* [What is asked] Look through the listing and locate every line containing the word "group"; copy those lines.
..........
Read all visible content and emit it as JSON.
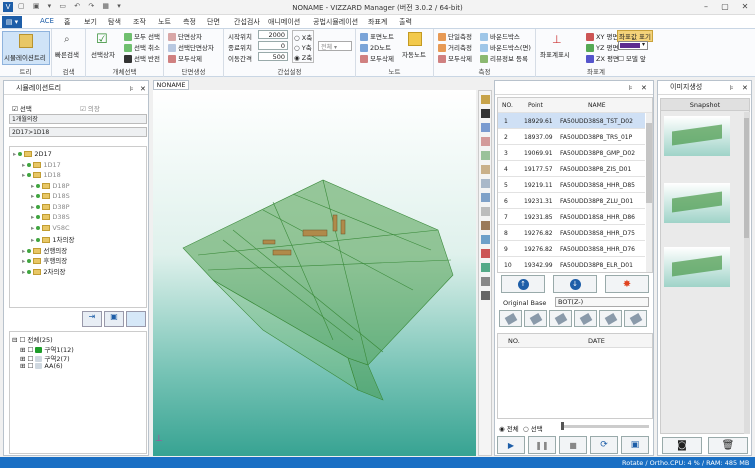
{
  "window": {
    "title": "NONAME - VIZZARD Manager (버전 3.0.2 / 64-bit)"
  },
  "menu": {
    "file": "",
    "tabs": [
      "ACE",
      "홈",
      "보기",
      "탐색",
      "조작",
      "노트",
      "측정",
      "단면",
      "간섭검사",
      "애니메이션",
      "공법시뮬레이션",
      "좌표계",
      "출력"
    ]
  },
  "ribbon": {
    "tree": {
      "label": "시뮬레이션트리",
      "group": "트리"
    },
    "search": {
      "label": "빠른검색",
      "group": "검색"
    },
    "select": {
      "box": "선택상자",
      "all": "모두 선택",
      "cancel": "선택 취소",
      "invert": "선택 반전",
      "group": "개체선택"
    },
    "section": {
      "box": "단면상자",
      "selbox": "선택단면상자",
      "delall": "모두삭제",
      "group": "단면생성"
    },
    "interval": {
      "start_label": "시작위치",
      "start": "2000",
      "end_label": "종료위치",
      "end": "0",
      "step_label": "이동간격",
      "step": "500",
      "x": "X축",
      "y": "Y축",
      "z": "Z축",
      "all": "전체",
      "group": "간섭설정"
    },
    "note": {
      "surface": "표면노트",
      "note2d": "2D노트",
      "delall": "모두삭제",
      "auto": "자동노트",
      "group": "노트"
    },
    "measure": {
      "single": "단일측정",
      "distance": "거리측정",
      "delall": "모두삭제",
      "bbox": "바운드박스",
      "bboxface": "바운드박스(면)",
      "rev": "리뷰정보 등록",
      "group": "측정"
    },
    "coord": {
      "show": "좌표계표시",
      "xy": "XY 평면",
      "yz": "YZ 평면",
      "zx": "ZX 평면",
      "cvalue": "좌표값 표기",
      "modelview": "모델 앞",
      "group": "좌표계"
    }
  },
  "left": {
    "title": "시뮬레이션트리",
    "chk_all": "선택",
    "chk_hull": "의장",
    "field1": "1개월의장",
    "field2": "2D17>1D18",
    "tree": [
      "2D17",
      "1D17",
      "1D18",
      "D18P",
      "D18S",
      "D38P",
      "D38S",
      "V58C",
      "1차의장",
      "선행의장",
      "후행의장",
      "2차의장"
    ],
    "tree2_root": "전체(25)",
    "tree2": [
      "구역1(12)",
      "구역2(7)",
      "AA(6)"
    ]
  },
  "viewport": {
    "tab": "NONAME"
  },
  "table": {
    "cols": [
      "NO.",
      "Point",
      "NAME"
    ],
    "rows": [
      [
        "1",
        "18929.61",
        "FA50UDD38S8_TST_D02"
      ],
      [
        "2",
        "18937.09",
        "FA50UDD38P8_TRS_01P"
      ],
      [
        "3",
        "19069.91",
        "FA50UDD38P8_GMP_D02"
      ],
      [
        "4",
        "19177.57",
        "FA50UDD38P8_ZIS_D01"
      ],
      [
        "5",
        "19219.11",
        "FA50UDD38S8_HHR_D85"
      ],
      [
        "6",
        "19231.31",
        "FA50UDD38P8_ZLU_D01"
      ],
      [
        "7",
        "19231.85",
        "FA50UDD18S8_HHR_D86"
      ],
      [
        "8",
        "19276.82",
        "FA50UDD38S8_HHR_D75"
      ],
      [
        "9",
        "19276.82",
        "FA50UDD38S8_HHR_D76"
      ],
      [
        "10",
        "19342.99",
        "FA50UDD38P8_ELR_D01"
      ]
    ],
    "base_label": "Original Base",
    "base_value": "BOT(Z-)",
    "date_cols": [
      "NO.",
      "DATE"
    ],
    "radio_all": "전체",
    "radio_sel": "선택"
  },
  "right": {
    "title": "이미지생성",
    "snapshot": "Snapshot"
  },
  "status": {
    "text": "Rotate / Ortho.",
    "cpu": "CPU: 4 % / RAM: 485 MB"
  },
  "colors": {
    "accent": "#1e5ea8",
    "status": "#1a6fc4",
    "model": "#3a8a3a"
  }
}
..........
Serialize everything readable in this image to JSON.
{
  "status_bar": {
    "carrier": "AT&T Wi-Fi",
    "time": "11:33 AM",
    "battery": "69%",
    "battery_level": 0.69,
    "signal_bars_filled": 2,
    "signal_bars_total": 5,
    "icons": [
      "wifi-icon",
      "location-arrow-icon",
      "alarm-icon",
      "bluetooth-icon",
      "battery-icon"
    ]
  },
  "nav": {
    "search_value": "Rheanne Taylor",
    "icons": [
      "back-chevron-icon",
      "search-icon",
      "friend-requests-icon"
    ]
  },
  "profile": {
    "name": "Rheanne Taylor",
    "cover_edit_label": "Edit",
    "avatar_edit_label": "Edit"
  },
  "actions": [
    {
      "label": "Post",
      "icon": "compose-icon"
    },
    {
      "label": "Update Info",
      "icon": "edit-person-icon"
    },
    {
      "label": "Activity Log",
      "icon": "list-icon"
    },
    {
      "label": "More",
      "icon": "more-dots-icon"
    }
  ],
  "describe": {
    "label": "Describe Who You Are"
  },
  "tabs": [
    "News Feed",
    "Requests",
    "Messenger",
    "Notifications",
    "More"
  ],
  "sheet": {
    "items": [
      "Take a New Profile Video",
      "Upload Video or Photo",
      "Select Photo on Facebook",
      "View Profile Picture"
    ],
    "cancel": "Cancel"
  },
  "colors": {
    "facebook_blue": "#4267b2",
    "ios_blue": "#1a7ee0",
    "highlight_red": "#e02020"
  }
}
..........
* [Answer]
      "group": "트리"
      "group": "검색"
      "group": "개체선택"
      "group": "단면생성"
      "group": "간섭설정"
      "group": "노트"
      "group": "측정"
      "group": "좌표계"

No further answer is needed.